**The problem**
Reproduce all of the listing below without alteration.
►
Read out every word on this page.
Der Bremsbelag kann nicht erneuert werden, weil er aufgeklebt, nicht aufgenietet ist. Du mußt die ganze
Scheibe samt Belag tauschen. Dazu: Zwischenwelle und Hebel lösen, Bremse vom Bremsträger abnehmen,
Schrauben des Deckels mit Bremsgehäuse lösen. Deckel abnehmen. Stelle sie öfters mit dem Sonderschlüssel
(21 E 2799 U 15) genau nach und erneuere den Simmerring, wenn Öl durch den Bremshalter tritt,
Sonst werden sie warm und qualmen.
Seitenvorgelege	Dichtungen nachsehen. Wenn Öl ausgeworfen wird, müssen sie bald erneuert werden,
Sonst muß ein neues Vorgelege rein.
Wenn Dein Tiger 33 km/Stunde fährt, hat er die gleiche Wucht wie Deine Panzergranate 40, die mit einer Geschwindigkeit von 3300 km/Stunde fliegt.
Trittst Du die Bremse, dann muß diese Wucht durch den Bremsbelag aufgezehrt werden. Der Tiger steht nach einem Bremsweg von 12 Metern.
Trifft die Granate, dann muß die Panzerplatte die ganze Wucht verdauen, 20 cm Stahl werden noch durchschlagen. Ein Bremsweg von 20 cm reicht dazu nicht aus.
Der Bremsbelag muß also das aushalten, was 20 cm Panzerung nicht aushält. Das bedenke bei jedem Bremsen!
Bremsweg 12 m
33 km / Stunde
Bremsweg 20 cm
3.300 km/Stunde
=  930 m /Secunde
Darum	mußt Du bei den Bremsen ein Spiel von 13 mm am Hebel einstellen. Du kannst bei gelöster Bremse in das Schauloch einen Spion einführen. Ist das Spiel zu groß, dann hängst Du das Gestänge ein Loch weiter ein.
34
◄
**Answer to this exercise**
Read out every word on this page.
Der Bremsbelag kann nicht erneuert werden, weil er aufgeklebt, nicht aufgenietet ist. Du mußt die ganze
Scheibe samt Belag tauschen. Dazu: Zwischenwelle und Hebel lösen, Bremse vom Bremsträger abnehmen,
Schrauben des Deckels mit Bremsgehäuse lösen. Deckel abnehmen. Stelle sie öfters mit dem Sonderschlüssel
(21 E 2799 U 15) genau nach und erneuere den Simmerring, wenn Öl durch den Bremshalter tritt,
Sonst werden sie warm und qualmen.
Seitenvorgelege	Dichtungen nachsehen. Wenn Öl ausgeworfen wird, müssen sie bald erneuert werden,
Sonst muß ein neues Vorgelege rein.
Wenn Dein Tiger 33 km/Stunde fährt, hat er die gleiche Wucht wie Deine Panzergranate 40, die mit einer Geschwindigkeit von 3300 km/Stunde fliegt.
Trittst Du die Bremse, dann muß diese Wucht durch den Bremsbelag aufgezehrt werden. Der Tiger steht nach einem Bremsweg von 12 Metern.
Trifft die Granate, dann muß die Panzerplatte die ganze Wucht verdauen, 20 cm Stahl werden noch durchschlagen. Ein Bremsweg von 20 cm reicht dazu nicht aus.
Der Bremsbelag muß also das aushalten, was 20 cm Panzerung nicht aushält. Das bedenke bei jedem Bremsen!
Bremsweg 12 m
33 km / Stunde
Bremsweg 20 cm
3.300 km/Stunde
=  930 m /Secunde
Darum	mußt Du bei den Bremsen ein Spiel von 13 mm am Hebel einstellen. Du kannst bei gelöster Bremse in das Schauloch einen Spion einführen. Ist das Spiel zu groß, dann hängst Du das Gestänge ein Loch weiter ein.
34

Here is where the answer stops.